> RECORDS FOR PROCESSING
☆ ☆ ☆ ☆ ☆ ☆ ☆
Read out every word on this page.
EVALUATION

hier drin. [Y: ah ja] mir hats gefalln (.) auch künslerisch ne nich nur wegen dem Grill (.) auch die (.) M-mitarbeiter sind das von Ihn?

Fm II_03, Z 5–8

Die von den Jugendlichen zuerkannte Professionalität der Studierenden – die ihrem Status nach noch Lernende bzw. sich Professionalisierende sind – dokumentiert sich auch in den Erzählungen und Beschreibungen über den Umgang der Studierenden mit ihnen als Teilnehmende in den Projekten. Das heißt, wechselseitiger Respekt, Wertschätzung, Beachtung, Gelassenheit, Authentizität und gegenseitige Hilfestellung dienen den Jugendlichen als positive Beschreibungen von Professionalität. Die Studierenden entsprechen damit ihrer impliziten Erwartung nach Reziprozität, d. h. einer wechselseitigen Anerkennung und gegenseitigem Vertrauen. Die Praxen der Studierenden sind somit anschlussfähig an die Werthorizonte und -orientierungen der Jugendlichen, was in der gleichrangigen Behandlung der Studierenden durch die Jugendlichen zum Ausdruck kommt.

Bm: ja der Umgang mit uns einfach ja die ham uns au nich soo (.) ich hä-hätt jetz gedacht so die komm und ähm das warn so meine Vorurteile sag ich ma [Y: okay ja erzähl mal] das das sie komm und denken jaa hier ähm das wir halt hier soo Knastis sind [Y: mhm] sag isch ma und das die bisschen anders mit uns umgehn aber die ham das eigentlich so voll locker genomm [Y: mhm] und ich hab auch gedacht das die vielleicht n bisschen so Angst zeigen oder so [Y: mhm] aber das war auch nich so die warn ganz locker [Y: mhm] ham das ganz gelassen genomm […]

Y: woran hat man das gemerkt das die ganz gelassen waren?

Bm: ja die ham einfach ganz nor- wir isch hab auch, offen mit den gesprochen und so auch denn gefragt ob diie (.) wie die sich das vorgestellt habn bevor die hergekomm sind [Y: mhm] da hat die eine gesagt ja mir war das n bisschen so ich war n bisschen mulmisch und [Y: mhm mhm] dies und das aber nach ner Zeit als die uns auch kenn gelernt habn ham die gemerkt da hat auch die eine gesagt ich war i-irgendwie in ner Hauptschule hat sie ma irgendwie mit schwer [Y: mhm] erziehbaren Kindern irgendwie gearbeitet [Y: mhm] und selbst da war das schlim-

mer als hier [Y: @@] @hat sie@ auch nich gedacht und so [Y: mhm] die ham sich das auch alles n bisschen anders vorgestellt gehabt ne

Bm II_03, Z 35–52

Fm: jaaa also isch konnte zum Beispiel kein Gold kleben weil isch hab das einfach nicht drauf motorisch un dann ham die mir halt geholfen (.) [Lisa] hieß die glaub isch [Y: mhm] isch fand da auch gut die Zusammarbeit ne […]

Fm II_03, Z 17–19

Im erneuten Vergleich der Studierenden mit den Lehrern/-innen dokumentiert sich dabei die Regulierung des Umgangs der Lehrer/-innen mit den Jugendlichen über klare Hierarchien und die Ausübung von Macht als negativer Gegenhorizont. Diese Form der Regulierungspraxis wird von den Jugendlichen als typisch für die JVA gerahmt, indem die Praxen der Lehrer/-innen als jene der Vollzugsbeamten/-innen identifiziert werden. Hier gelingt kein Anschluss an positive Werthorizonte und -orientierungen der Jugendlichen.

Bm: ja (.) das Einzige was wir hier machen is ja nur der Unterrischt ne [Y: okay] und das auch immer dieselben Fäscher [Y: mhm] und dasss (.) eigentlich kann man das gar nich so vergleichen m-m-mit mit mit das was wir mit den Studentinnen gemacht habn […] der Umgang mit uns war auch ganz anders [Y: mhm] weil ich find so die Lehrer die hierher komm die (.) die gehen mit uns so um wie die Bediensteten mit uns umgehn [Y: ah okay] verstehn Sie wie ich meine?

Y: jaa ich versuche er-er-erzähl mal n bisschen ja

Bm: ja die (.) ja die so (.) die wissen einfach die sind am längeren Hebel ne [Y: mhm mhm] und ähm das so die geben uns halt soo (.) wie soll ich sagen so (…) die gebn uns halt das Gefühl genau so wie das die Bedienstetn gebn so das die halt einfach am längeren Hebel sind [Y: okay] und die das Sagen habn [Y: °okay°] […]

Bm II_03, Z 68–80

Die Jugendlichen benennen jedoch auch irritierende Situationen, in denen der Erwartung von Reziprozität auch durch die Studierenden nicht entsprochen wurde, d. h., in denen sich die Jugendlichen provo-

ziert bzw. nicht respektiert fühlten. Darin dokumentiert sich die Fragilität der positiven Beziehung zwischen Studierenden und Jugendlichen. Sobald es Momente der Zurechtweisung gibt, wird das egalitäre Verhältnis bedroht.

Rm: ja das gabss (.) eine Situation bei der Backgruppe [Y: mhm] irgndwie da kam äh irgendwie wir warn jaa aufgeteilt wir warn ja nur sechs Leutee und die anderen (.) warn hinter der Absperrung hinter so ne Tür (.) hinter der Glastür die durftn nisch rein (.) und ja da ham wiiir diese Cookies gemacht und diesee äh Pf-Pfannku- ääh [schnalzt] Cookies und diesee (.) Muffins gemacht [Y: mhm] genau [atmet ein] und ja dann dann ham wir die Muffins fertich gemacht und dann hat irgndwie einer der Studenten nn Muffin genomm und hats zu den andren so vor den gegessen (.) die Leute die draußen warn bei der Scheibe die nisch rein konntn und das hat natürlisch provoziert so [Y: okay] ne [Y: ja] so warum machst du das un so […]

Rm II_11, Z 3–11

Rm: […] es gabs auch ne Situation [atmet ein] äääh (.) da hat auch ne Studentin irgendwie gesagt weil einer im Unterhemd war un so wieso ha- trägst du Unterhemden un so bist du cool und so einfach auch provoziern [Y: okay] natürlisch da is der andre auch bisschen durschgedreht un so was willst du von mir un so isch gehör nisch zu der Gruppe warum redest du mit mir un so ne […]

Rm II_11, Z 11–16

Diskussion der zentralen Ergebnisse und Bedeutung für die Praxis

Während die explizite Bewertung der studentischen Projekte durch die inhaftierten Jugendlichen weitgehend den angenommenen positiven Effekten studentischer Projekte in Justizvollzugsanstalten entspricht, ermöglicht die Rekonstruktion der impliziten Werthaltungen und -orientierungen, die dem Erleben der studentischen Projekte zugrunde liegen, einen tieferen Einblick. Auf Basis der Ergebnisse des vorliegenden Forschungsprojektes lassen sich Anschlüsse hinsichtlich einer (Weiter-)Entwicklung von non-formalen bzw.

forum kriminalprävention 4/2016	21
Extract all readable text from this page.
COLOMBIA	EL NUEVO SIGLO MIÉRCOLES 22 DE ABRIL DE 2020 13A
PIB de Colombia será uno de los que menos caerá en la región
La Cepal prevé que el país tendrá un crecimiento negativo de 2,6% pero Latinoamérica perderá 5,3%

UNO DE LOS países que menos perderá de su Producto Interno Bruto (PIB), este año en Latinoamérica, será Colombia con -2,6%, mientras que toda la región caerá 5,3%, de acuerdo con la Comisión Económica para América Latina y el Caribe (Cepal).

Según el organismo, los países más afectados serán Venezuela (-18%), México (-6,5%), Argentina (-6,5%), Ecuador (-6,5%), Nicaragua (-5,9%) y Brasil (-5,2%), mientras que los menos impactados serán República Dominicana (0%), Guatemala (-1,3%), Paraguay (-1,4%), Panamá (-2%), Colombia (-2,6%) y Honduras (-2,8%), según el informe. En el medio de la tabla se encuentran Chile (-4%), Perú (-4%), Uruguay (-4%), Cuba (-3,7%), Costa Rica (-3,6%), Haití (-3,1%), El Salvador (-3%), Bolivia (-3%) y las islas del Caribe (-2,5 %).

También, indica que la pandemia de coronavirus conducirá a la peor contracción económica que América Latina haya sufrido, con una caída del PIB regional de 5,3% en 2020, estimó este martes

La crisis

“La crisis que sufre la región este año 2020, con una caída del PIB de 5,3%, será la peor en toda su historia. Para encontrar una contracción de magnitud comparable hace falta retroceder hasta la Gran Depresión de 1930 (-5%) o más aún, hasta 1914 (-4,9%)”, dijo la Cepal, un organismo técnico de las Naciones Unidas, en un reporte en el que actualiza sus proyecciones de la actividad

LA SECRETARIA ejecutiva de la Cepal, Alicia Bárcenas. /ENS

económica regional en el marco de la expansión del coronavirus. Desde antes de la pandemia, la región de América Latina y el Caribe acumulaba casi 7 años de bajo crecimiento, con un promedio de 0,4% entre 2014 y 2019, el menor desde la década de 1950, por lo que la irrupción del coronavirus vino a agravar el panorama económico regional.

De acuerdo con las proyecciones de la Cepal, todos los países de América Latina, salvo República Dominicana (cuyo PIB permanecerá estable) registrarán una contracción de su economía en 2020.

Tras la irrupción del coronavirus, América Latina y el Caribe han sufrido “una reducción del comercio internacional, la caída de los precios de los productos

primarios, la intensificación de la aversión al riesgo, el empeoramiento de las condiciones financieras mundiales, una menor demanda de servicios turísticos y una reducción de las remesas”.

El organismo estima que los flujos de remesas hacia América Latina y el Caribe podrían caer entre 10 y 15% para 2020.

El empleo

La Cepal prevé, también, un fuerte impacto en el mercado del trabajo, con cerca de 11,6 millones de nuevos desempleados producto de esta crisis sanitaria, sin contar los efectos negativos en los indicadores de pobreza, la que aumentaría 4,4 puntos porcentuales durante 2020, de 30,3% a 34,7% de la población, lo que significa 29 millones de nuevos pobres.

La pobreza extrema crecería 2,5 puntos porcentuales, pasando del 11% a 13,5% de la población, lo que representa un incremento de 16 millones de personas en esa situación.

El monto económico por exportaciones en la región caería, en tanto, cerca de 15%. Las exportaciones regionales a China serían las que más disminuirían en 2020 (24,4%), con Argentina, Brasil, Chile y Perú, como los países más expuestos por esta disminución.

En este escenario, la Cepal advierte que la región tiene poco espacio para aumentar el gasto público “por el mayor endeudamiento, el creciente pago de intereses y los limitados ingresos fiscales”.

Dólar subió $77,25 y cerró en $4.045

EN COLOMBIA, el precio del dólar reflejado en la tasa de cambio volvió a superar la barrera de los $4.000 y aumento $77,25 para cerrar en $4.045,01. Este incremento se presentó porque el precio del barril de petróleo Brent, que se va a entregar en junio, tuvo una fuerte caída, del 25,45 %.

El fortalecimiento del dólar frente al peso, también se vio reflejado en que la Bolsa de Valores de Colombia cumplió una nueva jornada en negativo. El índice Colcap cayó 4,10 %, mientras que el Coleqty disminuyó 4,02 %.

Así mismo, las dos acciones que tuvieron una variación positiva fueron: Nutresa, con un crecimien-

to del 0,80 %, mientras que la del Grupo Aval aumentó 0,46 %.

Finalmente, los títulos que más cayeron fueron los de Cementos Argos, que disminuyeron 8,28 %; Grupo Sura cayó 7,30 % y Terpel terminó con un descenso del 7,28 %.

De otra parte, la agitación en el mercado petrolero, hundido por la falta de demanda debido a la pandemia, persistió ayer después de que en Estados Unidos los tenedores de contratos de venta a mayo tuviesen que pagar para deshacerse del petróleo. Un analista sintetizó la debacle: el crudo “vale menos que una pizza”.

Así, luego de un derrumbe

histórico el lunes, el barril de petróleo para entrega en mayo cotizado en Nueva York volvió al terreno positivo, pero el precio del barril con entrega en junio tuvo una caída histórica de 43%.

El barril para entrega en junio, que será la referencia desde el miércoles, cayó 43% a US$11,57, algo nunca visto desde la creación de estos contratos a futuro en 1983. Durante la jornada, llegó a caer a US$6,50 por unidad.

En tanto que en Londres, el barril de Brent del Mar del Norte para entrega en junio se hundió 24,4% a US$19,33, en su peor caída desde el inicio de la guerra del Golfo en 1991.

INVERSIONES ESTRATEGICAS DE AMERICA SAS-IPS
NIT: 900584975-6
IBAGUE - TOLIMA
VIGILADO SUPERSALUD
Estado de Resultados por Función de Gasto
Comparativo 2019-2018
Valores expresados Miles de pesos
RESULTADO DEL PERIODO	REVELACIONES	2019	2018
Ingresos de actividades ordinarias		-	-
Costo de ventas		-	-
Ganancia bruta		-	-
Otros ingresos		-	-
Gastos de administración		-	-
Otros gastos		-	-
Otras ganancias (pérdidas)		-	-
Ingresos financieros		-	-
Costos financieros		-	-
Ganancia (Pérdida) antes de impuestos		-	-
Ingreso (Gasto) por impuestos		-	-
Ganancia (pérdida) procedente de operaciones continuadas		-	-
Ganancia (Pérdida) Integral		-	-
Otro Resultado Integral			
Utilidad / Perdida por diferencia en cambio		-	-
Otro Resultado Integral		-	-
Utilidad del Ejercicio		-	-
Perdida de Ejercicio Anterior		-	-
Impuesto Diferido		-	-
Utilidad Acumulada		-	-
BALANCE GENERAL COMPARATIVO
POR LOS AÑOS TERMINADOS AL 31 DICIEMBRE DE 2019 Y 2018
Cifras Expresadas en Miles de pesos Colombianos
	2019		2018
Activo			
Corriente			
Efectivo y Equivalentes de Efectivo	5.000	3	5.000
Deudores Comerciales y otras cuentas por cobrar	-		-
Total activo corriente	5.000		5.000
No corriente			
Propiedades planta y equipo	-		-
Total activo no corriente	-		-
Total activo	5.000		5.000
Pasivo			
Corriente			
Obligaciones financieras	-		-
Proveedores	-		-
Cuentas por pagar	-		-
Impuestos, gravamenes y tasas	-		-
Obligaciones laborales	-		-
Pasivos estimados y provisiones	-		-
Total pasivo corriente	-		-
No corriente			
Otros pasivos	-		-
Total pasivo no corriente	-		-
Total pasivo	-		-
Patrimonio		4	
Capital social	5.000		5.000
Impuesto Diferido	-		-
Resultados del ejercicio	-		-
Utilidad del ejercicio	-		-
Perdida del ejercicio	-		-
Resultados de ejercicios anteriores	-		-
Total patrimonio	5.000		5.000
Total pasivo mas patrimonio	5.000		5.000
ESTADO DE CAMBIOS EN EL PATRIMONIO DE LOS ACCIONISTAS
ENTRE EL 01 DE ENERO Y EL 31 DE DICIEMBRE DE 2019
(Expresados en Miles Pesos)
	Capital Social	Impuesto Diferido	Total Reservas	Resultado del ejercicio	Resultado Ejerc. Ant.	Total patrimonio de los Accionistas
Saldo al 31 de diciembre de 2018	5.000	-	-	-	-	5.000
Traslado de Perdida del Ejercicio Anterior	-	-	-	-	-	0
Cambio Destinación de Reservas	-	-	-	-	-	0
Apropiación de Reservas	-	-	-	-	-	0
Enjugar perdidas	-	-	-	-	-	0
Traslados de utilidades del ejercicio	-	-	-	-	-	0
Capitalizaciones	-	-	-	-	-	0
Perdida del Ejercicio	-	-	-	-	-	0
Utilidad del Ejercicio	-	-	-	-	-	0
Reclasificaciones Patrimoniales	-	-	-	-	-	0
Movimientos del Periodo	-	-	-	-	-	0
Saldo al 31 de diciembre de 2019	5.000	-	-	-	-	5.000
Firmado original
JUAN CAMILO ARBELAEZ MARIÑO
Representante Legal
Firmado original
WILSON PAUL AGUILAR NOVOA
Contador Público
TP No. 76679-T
☆ ☆ ☆ ☆ ☆ ☆ ☆
> TASK BRIEF
Looking at the entries, work out how many lines hold the word "Brent". Give the number and nothing else.

> OUTPUT BELOW
2